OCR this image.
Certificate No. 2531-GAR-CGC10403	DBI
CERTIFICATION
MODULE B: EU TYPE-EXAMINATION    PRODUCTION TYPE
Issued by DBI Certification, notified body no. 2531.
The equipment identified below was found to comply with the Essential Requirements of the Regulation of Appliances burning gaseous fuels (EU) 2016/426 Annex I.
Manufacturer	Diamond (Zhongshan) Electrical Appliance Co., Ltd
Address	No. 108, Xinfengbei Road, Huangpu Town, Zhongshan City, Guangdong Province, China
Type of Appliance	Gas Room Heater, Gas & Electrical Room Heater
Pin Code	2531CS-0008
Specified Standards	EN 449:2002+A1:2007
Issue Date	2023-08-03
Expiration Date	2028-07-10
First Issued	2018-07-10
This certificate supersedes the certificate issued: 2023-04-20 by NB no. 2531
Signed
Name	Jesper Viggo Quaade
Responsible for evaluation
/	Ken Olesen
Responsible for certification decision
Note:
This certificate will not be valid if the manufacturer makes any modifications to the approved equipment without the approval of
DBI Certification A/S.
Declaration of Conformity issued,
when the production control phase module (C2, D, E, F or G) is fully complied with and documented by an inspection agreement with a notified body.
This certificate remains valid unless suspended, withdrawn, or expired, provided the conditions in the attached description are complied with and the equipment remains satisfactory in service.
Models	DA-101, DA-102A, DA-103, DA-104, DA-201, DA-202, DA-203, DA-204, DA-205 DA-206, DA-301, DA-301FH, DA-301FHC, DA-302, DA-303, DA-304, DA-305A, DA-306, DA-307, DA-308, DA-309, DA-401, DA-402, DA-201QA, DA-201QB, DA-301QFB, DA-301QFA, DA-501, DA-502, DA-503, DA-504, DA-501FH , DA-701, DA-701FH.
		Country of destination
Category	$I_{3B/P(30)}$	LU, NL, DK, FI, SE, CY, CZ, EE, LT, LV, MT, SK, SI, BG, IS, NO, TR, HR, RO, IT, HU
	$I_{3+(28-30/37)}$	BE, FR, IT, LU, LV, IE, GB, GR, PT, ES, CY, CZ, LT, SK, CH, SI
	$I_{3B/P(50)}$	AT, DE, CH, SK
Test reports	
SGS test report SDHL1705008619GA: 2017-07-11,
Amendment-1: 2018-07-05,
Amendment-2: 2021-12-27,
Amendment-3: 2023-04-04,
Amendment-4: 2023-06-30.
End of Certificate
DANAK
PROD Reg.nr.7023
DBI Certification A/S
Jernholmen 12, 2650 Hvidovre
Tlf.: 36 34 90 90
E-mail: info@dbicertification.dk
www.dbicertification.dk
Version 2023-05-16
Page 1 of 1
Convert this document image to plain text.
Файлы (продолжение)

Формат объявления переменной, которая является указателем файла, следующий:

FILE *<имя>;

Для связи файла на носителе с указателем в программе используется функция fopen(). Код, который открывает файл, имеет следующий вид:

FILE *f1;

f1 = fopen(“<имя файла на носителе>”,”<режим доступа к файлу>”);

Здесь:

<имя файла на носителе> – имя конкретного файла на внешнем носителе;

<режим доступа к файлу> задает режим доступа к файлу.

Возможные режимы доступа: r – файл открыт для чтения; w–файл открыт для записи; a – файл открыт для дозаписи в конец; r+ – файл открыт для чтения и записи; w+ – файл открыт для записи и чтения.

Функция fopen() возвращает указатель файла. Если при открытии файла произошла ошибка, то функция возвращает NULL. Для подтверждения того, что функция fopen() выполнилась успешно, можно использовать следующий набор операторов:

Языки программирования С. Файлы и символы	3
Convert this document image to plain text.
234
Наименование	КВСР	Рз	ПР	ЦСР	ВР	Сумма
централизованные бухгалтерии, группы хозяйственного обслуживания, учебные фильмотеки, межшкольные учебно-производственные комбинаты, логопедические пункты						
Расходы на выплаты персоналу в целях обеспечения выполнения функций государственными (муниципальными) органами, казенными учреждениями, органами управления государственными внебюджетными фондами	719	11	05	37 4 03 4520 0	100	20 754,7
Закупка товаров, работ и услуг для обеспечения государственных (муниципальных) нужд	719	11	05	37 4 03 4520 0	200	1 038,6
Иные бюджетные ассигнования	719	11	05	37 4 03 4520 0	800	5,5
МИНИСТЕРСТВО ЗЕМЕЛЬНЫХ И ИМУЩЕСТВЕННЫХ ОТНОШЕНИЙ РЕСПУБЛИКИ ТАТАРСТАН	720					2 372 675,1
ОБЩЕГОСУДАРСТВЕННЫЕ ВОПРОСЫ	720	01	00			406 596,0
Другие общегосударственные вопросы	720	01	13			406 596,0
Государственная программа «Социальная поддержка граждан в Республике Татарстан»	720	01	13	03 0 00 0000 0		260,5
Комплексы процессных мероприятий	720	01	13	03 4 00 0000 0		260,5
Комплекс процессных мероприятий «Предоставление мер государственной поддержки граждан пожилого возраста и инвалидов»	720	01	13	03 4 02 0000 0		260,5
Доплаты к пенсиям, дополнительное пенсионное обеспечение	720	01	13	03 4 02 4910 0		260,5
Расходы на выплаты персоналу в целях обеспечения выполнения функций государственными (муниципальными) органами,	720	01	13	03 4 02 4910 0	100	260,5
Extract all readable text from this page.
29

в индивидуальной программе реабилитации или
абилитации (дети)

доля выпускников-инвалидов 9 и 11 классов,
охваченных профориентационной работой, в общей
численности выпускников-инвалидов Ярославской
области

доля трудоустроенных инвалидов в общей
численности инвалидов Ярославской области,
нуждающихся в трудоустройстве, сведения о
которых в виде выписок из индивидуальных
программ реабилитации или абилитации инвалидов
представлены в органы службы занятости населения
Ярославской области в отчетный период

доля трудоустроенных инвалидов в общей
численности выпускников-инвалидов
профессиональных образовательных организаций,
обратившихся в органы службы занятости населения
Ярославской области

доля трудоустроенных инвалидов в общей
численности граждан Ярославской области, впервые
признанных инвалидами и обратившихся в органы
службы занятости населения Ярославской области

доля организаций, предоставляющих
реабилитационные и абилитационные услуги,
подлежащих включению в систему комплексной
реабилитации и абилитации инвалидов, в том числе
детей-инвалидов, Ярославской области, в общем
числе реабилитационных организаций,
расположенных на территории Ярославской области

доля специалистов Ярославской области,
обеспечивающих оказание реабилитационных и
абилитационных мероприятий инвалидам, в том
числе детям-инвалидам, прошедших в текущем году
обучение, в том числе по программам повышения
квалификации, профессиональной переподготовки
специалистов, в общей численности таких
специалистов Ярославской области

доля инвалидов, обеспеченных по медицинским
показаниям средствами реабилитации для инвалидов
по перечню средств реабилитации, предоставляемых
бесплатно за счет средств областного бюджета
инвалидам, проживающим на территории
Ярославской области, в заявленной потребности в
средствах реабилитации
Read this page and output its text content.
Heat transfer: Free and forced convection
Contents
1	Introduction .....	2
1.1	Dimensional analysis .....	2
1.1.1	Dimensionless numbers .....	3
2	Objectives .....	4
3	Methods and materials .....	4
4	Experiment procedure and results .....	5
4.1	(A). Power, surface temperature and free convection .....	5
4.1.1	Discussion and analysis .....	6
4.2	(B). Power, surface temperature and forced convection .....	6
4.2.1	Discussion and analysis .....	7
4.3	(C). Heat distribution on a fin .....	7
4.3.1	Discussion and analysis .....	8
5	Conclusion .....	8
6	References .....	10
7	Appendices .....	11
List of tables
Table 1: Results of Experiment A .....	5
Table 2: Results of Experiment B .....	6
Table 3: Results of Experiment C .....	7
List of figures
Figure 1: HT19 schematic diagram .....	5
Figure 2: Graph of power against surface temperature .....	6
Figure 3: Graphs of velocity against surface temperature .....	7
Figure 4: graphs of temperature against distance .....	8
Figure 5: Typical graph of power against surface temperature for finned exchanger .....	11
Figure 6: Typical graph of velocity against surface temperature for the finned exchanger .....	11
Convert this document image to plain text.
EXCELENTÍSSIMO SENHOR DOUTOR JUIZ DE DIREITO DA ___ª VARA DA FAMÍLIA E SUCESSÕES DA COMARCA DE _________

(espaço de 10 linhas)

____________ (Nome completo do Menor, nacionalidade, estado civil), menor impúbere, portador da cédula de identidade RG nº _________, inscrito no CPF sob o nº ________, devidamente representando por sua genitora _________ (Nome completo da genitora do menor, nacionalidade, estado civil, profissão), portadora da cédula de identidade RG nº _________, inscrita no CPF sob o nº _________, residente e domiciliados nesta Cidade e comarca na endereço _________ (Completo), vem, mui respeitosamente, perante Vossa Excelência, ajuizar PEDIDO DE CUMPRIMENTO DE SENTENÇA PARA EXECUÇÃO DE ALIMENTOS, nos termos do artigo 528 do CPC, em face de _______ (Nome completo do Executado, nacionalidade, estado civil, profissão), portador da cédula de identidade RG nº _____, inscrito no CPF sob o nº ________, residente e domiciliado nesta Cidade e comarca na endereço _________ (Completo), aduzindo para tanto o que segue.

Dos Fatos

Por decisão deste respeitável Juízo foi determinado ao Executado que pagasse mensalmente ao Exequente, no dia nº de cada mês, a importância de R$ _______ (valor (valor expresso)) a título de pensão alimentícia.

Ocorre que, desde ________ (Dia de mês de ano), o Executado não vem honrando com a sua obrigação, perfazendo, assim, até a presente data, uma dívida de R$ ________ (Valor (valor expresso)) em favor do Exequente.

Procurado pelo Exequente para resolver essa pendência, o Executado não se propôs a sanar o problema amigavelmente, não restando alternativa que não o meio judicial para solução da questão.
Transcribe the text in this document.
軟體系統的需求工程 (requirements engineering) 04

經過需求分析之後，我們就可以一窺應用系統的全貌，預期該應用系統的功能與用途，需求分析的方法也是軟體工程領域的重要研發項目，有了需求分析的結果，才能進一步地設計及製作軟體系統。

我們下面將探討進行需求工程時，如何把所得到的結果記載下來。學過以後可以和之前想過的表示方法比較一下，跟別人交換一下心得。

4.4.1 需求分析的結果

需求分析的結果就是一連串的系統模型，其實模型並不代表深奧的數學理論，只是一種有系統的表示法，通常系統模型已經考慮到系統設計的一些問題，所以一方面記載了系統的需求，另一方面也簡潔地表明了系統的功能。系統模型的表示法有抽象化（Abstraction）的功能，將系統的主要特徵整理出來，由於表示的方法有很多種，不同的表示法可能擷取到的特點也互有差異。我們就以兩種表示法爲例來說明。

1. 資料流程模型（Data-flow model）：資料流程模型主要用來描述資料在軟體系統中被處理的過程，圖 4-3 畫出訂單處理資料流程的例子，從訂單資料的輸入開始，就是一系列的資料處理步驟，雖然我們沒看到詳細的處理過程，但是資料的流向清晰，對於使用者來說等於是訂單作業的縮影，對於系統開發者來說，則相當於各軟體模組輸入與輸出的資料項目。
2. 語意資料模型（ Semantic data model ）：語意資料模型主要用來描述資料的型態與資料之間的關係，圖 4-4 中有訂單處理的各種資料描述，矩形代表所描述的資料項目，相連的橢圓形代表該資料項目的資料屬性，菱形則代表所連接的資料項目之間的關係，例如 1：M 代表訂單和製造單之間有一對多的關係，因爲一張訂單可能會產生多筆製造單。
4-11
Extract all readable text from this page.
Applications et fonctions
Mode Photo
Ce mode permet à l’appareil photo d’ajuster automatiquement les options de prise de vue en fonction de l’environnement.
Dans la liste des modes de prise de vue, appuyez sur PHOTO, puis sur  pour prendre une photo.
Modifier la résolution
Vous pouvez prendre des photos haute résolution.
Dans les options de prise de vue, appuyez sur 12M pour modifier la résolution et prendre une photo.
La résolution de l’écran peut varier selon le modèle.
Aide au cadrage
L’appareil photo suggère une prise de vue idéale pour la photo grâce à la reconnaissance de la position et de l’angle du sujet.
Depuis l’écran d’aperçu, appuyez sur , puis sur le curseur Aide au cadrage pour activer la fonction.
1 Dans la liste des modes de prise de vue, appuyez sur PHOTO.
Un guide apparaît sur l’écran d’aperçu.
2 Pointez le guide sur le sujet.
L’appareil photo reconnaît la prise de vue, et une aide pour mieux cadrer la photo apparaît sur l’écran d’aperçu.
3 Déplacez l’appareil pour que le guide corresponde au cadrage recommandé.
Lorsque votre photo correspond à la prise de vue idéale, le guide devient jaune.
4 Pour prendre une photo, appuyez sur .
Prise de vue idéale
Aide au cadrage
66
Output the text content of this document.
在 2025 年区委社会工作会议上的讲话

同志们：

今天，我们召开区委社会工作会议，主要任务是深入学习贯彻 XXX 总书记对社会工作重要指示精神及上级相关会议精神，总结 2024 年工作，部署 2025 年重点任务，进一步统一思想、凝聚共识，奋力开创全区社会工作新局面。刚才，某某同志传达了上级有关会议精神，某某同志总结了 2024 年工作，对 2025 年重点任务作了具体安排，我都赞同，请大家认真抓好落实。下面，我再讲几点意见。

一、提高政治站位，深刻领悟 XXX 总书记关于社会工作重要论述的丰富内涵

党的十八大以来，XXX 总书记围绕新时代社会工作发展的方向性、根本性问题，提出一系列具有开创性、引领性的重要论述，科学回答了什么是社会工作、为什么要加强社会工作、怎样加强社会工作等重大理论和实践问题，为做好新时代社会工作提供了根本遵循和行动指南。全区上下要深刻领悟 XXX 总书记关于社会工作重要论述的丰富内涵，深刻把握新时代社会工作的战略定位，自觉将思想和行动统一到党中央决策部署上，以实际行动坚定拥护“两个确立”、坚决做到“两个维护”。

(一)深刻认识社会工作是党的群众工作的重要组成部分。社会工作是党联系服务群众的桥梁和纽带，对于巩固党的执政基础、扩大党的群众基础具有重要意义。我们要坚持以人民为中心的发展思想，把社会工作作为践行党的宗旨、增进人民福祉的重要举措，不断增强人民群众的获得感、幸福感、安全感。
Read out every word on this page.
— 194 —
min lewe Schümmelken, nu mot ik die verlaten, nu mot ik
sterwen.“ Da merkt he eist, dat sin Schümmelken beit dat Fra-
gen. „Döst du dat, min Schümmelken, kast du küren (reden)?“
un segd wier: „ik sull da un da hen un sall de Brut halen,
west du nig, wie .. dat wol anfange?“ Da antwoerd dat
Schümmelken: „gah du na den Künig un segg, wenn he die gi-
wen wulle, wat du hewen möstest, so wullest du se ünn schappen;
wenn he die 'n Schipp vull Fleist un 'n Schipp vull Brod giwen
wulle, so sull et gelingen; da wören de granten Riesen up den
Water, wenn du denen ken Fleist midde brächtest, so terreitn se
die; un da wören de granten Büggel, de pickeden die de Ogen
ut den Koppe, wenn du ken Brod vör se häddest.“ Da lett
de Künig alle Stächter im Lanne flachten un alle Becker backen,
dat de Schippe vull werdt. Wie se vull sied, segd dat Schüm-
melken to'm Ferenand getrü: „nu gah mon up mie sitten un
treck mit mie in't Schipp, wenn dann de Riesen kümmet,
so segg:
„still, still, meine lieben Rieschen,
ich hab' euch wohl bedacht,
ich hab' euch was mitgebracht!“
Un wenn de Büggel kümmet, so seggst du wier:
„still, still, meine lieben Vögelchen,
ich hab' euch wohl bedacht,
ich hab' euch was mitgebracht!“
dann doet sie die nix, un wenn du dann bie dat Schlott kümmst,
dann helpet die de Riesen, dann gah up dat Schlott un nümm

┄┄┄┄┄┄

Search the records for the string "vull" and return every line in which it occurs.

**Right answer**.
wenn he die 'n Schipp vull Fleist un 'n Schipp vull Brod giwen
dat de Schippe vull werdt. Wie se vull sied, segd dat Schüm-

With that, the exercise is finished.